### Problem statement
Output all entries verbatim. Skip pictures.
BEGIN
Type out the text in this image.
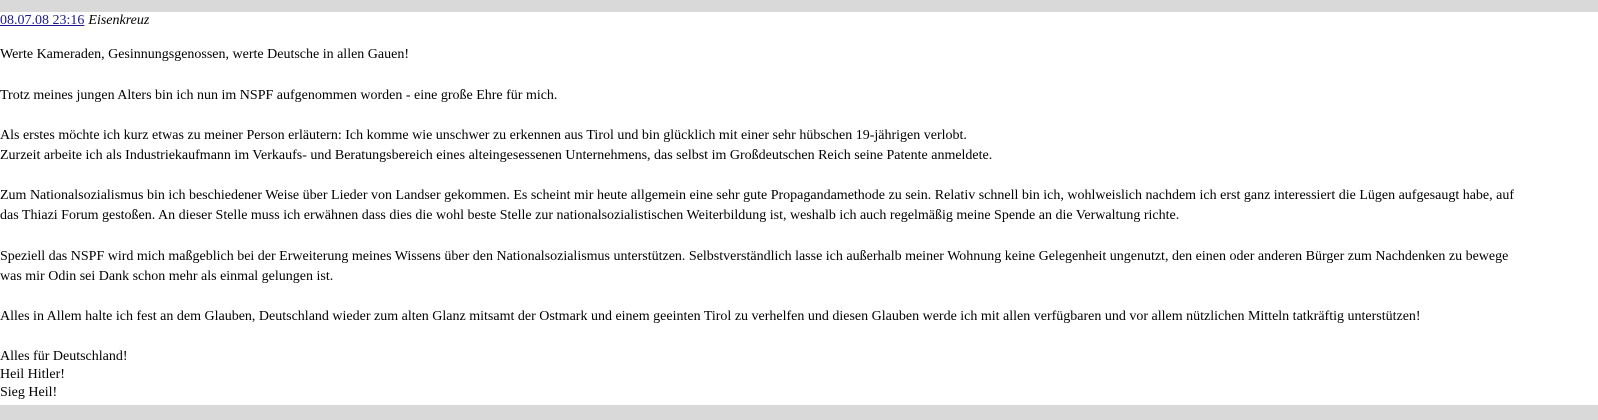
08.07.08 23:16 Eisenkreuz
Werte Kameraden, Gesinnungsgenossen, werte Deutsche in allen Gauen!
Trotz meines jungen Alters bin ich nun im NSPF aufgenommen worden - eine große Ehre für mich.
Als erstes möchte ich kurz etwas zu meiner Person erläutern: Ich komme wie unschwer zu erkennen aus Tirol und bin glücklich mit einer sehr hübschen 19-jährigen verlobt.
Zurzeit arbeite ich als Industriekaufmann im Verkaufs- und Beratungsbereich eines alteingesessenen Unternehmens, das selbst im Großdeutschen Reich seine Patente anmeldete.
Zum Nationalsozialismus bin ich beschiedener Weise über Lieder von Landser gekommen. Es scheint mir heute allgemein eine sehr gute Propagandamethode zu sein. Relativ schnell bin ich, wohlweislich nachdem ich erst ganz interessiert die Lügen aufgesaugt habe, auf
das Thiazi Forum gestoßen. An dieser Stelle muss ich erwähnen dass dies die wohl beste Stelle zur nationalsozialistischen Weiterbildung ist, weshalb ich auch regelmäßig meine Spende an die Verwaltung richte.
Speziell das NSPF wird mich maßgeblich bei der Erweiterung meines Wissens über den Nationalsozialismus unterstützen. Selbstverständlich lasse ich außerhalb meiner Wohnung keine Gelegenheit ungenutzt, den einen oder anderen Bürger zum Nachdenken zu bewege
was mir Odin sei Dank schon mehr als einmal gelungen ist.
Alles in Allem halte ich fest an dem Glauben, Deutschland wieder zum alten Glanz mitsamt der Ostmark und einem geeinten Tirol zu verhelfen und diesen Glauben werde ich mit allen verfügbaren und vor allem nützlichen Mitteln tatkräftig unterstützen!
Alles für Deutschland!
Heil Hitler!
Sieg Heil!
END
### Answer area
Type out the text in this image.
08.07.08 23:16 Eisenkreuz
Werte Kameraden, Gesinnungsgenossen, werte Deutsche in allen Gauen!
Trotz meines jungen Alters bin ich nun im NSPF aufgenommen worden - eine große Ehre für mich.
Als erstes möchte ich kurz etwas zu meiner Person erläutern: Ich komme wie unschwer zu erkennen aus Tirol und bin glücklich mit einer sehr hübschen 19-jährigen verlobt.
Zurzeit arbeite ich als Industriekaufmann im Verkaufs- und Beratungsbereich eines alteingesessenen Unternehmens, das selbst im Großdeutschen Reich seine Patente anmeldete.
Zum Nationalsozialismus bin ich beschiedener Weise über Lieder von Landser gekommen. Es scheint mir heute allgemein eine sehr gute Propagandamethode zu sein. Relativ schnell bin ich, wohlweislich nachdem ich erst ganz interessiert die Lügen aufgesaugt habe, auf
das Thiazi Forum gestoßen. An dieser Stelle muss ich erwähnen dass dies die wohl beste Stelle zur nationalsozialistischen Weiterbildung ist, weshalb ich auch regelmäßig meine Spende an die Verwaltung richte.
Speziell das NSPF wird mich maßgeblich bei der Erweiterung meines Wissens über den Nationalsozialismus unterstützen. Selbstverständlich lasse ich außerhalb meiner Wohnung keine Gelegenheit ungenutzt, den einen oder anderen Bürger zum Nachdenken zu bewege
was mir Odin sei Dank schon mehr als einmal gelungen ist.
Alles in Allem halte ich fest an dem Glauben, Deutschland wieder zum alten Glanz mitsamt der Ostmark und einem geeinten Tirol zu verhelfen und diesen Glauben werde ich mit allen verfügbaren und vor allem nützlichen Mitteln tatkräftig unterstützen!
Alles für Deutschland!
Heil Hitler!
Sieg Heil!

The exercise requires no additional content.